— TO DO —
Scan the entries below. List each line with "Global".

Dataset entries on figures

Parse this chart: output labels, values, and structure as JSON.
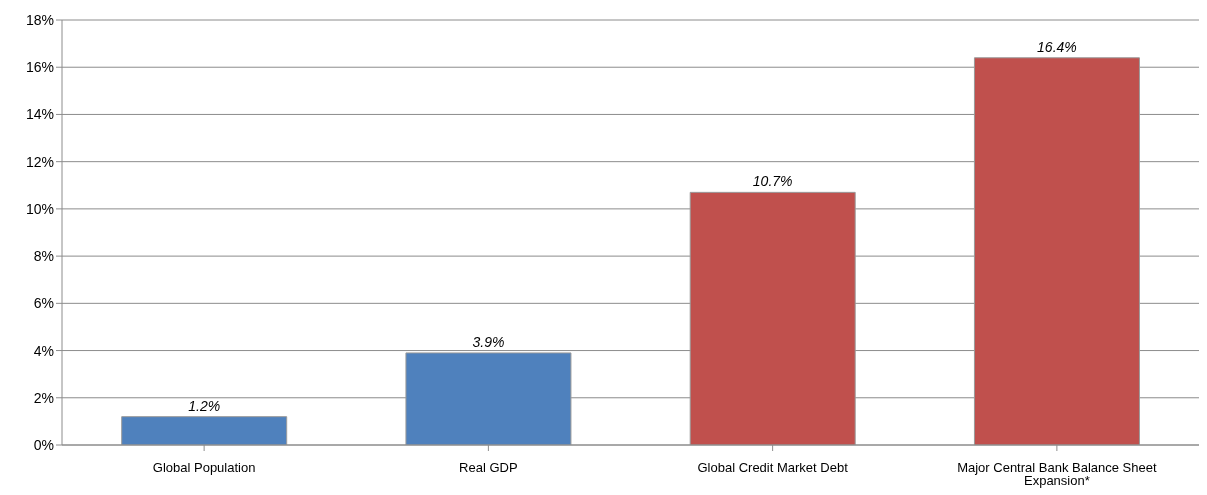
{
  "chart_data": {
    "type": "bar",
    "categories": [
      "Global Population",
      "Real GDP",
      "Global Credit Market Debt",
      "Major Central Bank Balance Sheet Expansion*"
    ],
    "values": [
      1.2,
      3.9,
      10.7,
      16.4
    ],
    "colors": [
      "#4f81bd",
      "#4f81bd",
      "#c0504d",
      "#c0504d"
    ],
    "value_labels": [
      "1.2%",
      "3.9%",
      "10.7%",
      "16.4%"
    ],
    "ylim": [
      0,
      18
    ],
    "yticks": [
      {
        "value": 0,
        "label": "0%"
      },
      {
        "value": 2,
        "label": "2%"
      },
      {
        "value": 4,
        "label": "4%"
      },
      {
        "value": 6,
        "label": "6%"
      },
      {
        "value": 8,
        "label": "8%"
      },
      {
        "value": 10,
        "label": "10%"
      },
      {
        "value": 12,
        "label": "12%"
      },
      {
        "value": 14,
        "label": "14%"
      },
      {
        "value": 16,
        "label": "16%"
      },
      {
        "value": 18,
        "label": "18%"
      }
    ],
    "grid": "y"
  }
}
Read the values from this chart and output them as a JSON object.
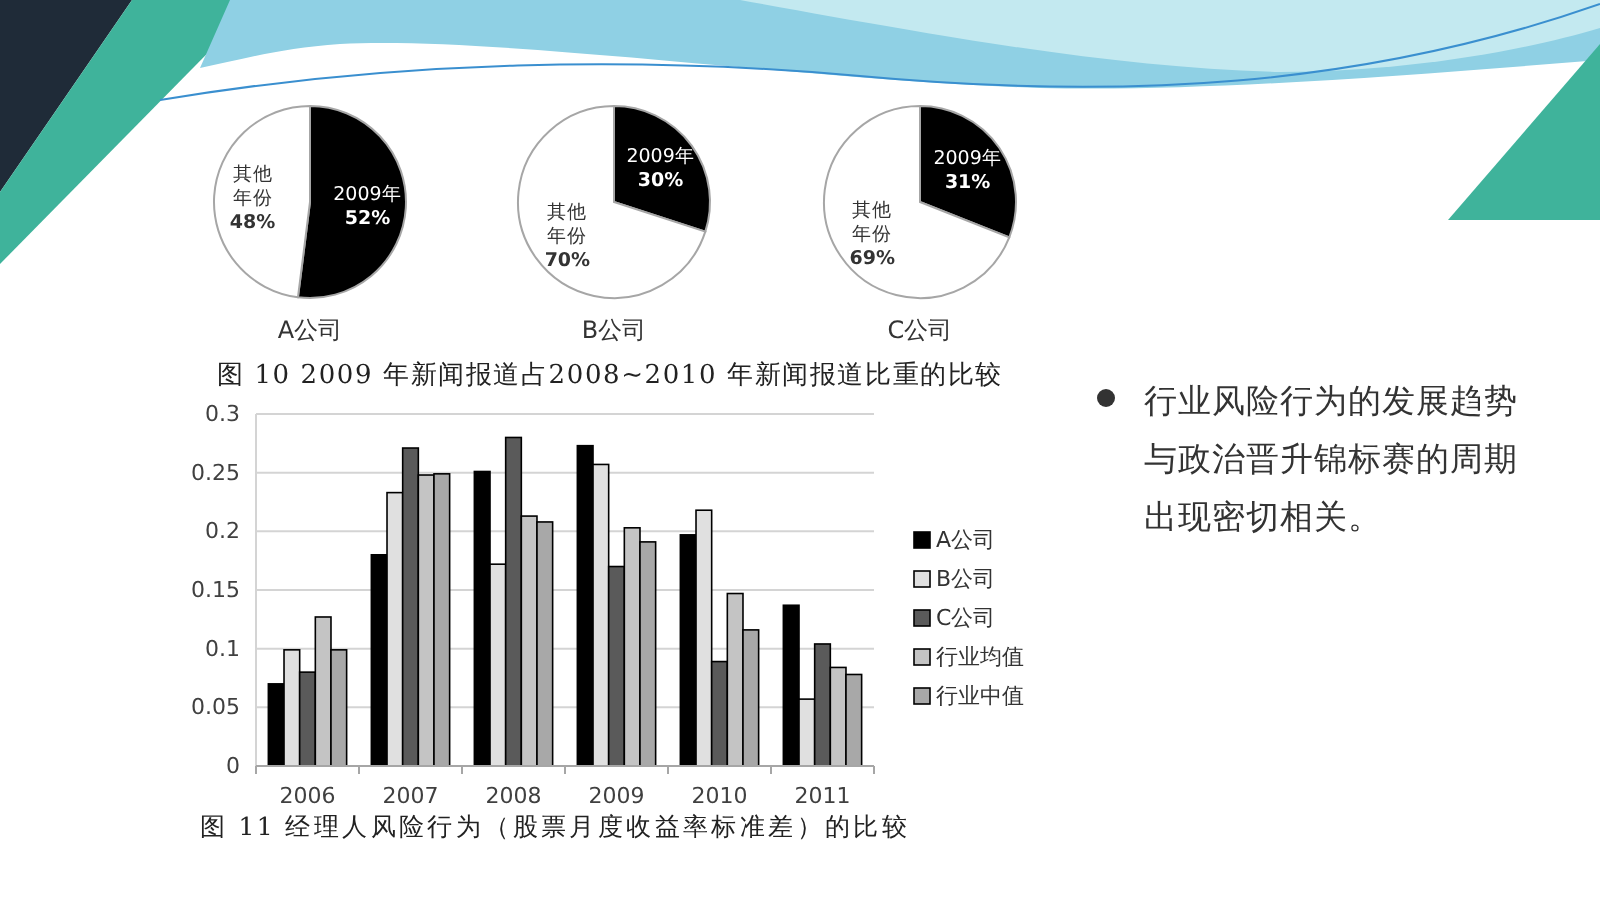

— RESPONSE TO THE EXERCISE —
      "Global Population",
      "Global Credit Market Debt",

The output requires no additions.